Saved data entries
▽

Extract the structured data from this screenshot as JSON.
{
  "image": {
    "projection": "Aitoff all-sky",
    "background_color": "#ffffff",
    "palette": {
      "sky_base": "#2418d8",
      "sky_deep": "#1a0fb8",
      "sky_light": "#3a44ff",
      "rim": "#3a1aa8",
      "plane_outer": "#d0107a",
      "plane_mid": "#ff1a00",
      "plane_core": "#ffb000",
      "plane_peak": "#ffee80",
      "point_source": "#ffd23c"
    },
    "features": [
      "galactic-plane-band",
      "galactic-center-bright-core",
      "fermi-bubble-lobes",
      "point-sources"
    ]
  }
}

△

### WHAT YOU WILL DO:
Write out all the records above again, exactly as they stand.

### RESULT OF THIS TASK:
Extract the structured data from this screenshot as JSON.
{
  "image": {
    "projection": "Aitoff all-sky",
    "background_color": "#ffffff",
    "palette": {
      "sky_base": "#2418d8",
      "sky_deep": "#1a0fb8",
      "sky_light": "#3a44ff",
      "rim": "#3a1aa8",
      "plane_outer": "#d0107a",
      "plane_mid": "#ff1a00",
      "plane_core": "#ffb000",
      "plane_peak": "#ffee80",
      "point_source": "#ffd23c"
    },
    "features": [
      "galactic-plane-band",
      "galactic-center-bright-core",
      "fermi-bubble-lobes",
      "point-sources"
    ]
  }
}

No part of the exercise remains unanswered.